#### DIRECTIONS:
In the data, extract each line that holds the string "which".

# START OF DATA TO USE

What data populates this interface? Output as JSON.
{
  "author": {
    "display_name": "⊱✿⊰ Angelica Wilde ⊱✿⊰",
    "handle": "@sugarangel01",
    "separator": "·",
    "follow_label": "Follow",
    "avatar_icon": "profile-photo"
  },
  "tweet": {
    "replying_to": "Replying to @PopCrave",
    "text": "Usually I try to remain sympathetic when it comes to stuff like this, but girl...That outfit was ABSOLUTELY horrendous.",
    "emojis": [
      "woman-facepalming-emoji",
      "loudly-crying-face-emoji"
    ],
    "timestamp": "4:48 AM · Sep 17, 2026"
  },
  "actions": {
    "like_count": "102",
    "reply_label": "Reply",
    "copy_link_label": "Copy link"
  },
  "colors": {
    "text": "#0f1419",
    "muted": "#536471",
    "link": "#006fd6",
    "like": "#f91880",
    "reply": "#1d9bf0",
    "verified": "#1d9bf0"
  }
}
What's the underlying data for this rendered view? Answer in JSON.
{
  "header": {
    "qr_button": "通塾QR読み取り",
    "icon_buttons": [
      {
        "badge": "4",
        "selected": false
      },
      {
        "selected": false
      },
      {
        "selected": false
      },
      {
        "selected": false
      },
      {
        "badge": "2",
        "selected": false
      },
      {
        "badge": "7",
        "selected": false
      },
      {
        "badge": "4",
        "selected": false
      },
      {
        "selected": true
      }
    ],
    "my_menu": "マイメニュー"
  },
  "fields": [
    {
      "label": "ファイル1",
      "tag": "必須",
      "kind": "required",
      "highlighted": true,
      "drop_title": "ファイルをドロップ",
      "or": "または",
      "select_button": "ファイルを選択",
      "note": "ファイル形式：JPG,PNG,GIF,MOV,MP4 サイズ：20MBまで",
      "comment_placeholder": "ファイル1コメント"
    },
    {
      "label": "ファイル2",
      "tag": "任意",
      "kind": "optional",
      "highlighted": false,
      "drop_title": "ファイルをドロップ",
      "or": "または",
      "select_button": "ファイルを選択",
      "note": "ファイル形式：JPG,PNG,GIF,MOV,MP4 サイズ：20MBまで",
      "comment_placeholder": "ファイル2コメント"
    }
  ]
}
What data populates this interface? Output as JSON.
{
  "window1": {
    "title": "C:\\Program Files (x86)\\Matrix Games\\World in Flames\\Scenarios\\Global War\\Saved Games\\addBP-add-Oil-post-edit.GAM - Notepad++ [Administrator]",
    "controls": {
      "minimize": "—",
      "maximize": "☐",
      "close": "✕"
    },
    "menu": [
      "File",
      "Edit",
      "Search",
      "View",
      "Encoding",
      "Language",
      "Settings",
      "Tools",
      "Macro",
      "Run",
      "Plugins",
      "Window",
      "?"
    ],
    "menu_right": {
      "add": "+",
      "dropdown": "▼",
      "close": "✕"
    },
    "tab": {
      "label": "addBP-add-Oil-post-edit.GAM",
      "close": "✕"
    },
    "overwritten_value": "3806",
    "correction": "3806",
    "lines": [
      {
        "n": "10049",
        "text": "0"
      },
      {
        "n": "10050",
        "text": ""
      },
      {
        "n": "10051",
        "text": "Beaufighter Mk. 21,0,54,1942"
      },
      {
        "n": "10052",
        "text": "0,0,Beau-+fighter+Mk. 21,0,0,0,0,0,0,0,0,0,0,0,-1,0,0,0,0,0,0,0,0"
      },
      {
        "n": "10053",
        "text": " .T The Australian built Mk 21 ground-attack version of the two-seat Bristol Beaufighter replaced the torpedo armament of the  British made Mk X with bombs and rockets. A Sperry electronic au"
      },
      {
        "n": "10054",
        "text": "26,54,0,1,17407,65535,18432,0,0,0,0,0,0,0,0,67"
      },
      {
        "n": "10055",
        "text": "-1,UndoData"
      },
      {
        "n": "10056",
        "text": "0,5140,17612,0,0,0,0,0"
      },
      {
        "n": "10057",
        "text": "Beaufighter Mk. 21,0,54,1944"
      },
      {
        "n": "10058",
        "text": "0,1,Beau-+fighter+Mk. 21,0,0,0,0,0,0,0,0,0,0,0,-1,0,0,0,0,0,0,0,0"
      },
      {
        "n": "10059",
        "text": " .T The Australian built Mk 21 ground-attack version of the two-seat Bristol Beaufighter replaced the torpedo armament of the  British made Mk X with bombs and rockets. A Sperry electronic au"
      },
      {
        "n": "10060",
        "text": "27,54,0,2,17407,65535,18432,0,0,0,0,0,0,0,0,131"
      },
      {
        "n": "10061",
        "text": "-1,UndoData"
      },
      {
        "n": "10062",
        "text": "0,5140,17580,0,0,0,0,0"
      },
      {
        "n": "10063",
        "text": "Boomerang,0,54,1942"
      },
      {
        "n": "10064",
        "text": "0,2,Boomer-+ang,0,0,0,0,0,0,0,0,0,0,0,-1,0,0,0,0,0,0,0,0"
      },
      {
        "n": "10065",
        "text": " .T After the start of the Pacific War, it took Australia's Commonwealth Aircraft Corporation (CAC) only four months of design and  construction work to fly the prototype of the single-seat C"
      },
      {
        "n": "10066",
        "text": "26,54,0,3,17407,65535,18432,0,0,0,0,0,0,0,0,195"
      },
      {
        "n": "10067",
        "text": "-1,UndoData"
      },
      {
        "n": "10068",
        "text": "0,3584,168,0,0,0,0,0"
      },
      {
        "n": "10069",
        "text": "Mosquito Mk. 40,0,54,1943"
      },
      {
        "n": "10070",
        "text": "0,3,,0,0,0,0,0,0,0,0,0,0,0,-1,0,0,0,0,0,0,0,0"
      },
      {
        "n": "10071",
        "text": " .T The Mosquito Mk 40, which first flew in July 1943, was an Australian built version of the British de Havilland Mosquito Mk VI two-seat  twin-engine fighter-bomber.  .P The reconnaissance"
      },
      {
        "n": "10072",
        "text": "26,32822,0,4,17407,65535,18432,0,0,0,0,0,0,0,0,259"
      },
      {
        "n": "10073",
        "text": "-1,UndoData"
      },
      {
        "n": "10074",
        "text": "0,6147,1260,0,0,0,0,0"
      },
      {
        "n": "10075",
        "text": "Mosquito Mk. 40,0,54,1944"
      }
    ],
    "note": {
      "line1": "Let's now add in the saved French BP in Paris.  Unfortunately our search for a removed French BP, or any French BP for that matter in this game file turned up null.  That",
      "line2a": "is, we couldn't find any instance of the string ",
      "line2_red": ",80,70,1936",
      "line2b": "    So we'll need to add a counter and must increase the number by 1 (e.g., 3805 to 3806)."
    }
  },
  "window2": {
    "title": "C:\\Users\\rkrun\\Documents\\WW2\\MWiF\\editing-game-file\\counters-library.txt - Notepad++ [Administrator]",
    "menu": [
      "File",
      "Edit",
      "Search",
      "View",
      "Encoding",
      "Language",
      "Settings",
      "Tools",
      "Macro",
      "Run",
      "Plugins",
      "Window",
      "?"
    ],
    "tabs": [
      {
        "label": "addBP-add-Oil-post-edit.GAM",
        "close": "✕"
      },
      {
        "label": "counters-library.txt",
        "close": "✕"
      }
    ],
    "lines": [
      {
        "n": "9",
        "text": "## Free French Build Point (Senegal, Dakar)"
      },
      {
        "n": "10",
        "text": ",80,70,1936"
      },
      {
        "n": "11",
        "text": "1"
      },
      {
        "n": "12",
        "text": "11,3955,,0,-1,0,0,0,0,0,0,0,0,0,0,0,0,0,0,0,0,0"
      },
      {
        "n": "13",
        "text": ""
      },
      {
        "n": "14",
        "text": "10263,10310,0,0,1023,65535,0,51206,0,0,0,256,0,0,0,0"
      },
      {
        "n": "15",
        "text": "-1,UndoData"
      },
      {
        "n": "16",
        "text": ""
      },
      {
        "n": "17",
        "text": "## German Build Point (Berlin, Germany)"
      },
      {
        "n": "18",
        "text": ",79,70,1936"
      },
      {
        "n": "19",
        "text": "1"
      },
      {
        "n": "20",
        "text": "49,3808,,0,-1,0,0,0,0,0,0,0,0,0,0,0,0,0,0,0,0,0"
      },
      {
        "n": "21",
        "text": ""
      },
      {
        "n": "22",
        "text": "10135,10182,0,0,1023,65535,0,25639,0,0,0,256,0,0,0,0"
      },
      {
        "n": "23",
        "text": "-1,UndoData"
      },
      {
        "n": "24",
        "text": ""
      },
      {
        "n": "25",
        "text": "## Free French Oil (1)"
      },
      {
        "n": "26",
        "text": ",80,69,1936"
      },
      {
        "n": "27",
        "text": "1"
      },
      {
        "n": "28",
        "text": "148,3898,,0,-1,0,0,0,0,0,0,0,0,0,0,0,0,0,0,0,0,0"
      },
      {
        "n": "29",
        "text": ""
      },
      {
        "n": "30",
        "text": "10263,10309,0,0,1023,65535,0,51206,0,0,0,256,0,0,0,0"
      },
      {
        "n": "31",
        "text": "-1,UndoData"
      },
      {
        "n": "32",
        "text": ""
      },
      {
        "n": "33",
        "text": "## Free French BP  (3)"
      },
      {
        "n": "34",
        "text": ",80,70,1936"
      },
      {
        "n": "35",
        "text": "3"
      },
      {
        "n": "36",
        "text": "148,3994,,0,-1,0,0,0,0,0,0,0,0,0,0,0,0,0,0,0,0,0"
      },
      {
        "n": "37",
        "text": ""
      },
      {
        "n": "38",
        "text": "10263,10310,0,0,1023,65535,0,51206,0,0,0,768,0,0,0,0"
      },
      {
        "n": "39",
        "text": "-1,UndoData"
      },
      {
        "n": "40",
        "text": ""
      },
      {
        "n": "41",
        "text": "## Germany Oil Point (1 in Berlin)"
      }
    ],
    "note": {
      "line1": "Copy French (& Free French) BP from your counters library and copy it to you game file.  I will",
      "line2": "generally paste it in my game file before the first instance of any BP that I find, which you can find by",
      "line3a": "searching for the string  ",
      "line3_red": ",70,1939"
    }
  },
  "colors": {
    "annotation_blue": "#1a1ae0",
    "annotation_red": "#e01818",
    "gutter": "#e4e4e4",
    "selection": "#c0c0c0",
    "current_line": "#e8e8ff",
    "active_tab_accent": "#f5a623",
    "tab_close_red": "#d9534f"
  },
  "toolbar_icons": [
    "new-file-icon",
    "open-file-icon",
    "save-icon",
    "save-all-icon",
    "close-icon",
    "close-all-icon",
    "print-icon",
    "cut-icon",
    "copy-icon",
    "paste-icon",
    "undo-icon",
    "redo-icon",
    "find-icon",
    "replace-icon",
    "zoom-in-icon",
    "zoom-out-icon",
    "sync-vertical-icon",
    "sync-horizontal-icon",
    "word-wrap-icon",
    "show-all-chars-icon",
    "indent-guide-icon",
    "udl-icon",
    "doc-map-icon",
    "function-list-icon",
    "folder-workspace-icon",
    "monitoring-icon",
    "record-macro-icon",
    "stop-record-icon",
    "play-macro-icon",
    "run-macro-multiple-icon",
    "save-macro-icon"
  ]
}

# END OF DATA TO USE

#### FINISHED TASK:
        "text": " .T The Mosquito Mk 40, which first flew in July 1943, was an Australian built version of the British de Havilland Mosquito Mk VI two-seat  twin-engine fighter-bomber.  .P The reconnaissance"
      "line2": "generally paste it in my game file before the first instance of any BP that I find, which you can find by",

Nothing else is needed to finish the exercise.